> Exercise brief
Search the data below for "proiectului"; list each line that holds it.

> Entries shown
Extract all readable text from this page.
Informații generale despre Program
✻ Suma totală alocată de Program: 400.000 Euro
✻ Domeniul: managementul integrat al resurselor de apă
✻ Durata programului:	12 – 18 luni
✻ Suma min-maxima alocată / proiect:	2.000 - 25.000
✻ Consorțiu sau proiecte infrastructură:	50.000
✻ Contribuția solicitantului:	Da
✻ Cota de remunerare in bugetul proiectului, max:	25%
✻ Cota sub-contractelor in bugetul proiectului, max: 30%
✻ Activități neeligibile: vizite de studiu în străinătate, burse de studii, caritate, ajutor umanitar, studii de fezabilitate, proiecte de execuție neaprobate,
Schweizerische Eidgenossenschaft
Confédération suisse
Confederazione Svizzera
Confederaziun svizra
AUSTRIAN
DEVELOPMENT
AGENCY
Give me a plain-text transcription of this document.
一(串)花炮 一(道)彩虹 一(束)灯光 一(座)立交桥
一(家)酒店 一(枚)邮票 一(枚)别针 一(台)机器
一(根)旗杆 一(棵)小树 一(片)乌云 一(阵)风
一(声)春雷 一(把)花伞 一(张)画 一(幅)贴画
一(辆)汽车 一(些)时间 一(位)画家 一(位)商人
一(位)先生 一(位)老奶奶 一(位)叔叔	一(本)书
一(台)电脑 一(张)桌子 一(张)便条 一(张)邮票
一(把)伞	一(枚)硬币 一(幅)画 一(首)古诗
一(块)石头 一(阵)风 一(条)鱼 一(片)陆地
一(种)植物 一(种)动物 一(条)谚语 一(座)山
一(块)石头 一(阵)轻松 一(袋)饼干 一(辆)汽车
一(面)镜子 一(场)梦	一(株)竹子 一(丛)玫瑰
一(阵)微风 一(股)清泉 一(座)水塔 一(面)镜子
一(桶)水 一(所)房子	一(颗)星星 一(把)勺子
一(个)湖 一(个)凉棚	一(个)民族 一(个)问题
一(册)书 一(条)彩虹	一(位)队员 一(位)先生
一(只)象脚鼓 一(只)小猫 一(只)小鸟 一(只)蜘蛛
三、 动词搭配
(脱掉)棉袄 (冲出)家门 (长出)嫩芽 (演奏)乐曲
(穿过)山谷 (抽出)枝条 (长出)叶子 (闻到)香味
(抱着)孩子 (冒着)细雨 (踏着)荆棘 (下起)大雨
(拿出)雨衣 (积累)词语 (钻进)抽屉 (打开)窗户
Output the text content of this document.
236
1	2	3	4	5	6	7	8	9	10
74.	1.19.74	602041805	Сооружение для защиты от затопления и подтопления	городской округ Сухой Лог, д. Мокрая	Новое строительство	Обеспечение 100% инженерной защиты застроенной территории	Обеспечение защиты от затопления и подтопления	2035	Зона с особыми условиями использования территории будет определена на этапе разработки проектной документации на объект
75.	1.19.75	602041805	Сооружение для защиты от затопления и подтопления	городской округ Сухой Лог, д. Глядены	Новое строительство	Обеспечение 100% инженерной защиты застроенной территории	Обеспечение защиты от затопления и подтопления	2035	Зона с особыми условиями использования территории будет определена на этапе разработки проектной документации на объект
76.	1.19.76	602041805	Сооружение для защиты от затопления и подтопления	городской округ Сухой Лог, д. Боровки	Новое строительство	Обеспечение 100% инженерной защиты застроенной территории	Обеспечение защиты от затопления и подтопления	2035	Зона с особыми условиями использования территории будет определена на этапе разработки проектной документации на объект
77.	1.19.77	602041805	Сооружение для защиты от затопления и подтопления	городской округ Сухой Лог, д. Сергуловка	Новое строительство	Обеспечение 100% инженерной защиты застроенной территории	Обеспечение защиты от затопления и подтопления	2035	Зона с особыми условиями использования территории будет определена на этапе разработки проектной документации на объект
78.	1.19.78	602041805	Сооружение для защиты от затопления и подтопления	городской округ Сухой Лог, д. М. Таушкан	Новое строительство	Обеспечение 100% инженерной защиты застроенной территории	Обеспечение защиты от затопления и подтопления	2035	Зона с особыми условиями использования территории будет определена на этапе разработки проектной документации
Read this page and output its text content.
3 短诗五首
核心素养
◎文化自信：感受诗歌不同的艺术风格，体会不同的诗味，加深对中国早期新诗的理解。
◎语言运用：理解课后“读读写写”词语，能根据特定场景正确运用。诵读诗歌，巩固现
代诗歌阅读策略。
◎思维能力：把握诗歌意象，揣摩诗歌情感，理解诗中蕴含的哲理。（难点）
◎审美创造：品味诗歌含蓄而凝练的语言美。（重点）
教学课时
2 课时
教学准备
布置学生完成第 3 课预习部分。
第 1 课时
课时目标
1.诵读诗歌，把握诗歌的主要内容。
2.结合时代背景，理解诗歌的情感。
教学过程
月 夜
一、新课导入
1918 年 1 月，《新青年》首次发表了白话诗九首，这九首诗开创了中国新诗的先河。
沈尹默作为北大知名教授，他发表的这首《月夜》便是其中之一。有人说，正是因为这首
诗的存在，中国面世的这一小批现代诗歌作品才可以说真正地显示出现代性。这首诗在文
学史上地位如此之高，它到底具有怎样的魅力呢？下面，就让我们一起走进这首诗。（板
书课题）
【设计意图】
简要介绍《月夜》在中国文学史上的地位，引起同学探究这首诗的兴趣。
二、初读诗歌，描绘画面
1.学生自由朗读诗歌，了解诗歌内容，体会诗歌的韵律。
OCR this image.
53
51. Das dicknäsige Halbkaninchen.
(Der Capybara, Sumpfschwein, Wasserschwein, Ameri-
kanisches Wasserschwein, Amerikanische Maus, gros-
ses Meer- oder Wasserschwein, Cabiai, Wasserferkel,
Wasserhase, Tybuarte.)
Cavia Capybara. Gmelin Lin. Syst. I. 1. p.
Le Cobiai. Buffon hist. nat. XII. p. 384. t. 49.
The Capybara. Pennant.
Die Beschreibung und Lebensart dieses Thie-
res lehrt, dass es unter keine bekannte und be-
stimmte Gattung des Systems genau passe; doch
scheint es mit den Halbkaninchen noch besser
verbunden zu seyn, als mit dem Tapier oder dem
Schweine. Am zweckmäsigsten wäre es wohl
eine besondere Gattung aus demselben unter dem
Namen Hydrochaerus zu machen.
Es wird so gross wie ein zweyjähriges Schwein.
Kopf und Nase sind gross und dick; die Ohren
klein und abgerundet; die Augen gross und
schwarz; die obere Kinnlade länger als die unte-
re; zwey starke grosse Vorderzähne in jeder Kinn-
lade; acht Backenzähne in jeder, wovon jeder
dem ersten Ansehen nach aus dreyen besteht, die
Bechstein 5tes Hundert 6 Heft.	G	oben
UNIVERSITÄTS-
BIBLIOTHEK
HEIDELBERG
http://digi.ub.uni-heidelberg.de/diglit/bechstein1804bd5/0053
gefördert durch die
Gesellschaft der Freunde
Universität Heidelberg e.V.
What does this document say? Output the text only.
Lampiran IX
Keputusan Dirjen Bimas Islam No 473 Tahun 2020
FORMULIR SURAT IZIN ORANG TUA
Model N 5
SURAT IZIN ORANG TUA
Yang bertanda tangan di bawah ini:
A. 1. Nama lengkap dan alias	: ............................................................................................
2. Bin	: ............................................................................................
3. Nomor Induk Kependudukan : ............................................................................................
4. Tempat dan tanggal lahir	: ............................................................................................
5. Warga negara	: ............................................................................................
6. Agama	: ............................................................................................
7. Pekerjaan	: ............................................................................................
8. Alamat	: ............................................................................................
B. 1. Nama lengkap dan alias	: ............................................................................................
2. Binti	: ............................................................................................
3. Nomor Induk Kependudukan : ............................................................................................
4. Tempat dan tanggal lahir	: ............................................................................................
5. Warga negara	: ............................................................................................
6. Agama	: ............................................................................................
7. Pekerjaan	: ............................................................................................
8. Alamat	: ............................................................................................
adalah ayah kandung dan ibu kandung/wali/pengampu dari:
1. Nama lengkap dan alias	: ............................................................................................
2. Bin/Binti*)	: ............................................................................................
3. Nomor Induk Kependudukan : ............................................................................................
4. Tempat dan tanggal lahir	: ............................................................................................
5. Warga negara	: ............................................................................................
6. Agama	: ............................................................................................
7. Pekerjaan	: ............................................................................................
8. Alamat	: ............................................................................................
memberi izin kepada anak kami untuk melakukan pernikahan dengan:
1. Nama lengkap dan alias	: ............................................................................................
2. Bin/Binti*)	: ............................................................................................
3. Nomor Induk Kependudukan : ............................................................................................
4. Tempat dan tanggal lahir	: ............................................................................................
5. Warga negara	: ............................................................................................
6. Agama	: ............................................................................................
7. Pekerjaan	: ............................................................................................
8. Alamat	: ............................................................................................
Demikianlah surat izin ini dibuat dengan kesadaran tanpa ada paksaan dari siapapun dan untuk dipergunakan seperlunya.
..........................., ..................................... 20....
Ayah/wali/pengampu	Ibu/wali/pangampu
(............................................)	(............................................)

> Finished exercise
✻ Cota de remunerare in bugetul proiectului, max:	25%
✻ Cota sub-contractelor in bugetul proiectului, max: 30%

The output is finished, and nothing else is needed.